▼▼▼

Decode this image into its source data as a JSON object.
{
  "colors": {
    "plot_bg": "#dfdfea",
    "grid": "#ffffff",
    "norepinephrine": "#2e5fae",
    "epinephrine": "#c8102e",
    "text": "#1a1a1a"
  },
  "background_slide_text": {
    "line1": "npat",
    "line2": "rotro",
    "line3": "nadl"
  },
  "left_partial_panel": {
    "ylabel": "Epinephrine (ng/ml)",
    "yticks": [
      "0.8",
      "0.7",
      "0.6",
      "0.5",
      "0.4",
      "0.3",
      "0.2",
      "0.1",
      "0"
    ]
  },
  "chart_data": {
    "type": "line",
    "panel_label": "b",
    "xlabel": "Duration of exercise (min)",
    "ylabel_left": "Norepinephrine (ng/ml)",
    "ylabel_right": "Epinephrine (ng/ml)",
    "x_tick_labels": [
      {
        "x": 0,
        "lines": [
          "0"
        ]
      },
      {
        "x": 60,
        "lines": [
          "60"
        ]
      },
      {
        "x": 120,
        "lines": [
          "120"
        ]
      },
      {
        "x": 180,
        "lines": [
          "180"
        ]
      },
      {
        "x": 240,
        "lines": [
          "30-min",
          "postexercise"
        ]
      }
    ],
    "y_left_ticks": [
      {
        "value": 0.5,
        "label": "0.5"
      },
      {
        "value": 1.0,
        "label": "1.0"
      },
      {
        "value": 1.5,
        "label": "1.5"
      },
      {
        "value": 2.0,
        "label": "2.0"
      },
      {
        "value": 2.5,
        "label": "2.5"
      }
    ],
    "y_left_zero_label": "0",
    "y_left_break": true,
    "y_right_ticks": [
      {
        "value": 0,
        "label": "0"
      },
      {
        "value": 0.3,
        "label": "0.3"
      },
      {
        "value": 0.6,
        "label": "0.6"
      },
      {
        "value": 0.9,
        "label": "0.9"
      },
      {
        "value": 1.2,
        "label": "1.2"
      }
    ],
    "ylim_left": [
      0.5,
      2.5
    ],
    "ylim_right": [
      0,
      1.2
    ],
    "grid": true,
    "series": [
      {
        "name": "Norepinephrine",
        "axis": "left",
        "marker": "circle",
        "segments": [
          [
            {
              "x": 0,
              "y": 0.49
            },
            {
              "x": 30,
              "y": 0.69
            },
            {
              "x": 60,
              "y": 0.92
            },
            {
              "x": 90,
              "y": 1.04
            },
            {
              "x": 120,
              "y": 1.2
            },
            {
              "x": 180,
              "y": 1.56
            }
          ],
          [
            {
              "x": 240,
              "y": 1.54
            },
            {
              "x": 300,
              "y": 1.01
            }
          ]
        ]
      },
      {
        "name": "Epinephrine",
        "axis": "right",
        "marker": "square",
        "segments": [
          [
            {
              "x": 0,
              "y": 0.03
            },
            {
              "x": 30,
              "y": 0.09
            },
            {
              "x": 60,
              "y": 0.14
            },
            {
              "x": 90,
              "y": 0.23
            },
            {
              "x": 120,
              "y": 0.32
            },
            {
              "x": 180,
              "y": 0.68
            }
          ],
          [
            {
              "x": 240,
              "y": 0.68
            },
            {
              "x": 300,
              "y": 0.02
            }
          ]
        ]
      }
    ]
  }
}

▲▲▲

### Exercise aim
Print all of the data exactly as it was given.

### Result for this task
Decode this image into its source data as a JSON object.
{
  "colors": {
    "plot_bg": "#dfdfea",
    "grid": "#ffffff",
    "norepinephrine": "#2e5fae",
    "epinephrine": "#c8102e",
    "text": "#1a1a1a"
  },
  "background_slide_text": {
    "line1": "npat",
    "line2": "rotro",
    "line3": "nadl"
  },
  "left_partial_panel": {
    "ylabel": "Epinephrine (ng/ml)",
    "yticks": [
      "0.8",
      "0.7",
      "0.6",
      "0.5",
      "0.4",
      "0.3",
      "0.2",
      "0.1",
      "0"
    ]
  },
  "chart_data": {
    "type": "line",
    "panel_label": "b",
    "xlabel": "Duration of exercise (min)",
    "ylabel_left": "Norepinephrine (ng/ml)",
    "ylabel_right": "Epinephrine (ng/ml)",
    "x_tick_labels": [
      {
        "x": 0,
        "lines": [
          "0"
        ]
      },
      {
        "x": 60,
        "lines": [
          "60"
        ]
      },
      {
        "x": 120,
        "lines": [
          "120"
        ]
      },
      {
        "x": 180,
        "lines": [
          "180"
        ]
      },
      {
        "x": 240,
        "lines": [
          "30-min",
          "postexercise"
        ]
      }
    ],
    "y_left_ticks": [
      {
        "value": 0.5,
        "label": "0.5"
      },
      {
        "value": 1.0,
        "label": "1.0"
      },
      {
        "value": 1.5,
        "label": "1.5"
      },
      {
        "value": 2.0,
        "label": "2.0"
      },
      {
        "value": 2.5,
        "label": "2.5"
      }
    ],
    "y_left_zero_label": "0",
    "y_left_break": true,
    "y_right_ticks": [
      {
        "value": 0,
        "label": "0"
      },
      {
        "value": 0.3,
        "label": "0.3"
      },
      {
        "value": 0.6,
        "label": "0.6"
      },
      {
        "value": 0.9,
        "label": "0.9"
      },
      {
        "value": 1.2,
        "label": "1.2"
      }
    ],
    "ylim_left": [
      0.5,
      2.5
    ],
    "ylim_right": [
      0,
      1.2
    ],
    "grid": true,
    "series": [
      {
        "name": "Norepinephrine",
        "axis": "left",
        "marker": "circle",
        "segments": [
          [
            {
              "x": 0,
              "y": 0.49
            },
            {
              "x": 30,
              "y": 0.69
            },
            {
              "x": 60,
              "y": 0.92
            },
            {
              "x": 90,
              "y": 1.04
            },
            {
              "x": 120,
              "y": 1.2
            },
            {
              "x": 180,
              "y": 1.56
            }
          ],
          [
            {
              "x": 240,
              "y": 1.54
            },
            {
              "x": 300,
              "y": 1.01
            }
          ]
        ]
      },
      {
        "name": "Epinephrine",
        "axis": "right",
        "marker": "square",
        "segments": [
          [
            {
              "x": 0,
              "y": 0.03
            },
            {
              "x": 30,
              "y": 0.09
            },
            {
              "x": 60,
              "y": 0.14
            },
            {
              "x": 90,
              "y": 0.23
            },
            {
              "x": 120,
              "y": 0.32
            },
            {
              "x": 180,
              "y": 0.68
            }
          ],
          [
            {
              "x": 240,
              "y": 0.68
            },
            {
              "x": 300,
              "y": 0.02
            }
          ]
        ]
      }
    ]
  }
}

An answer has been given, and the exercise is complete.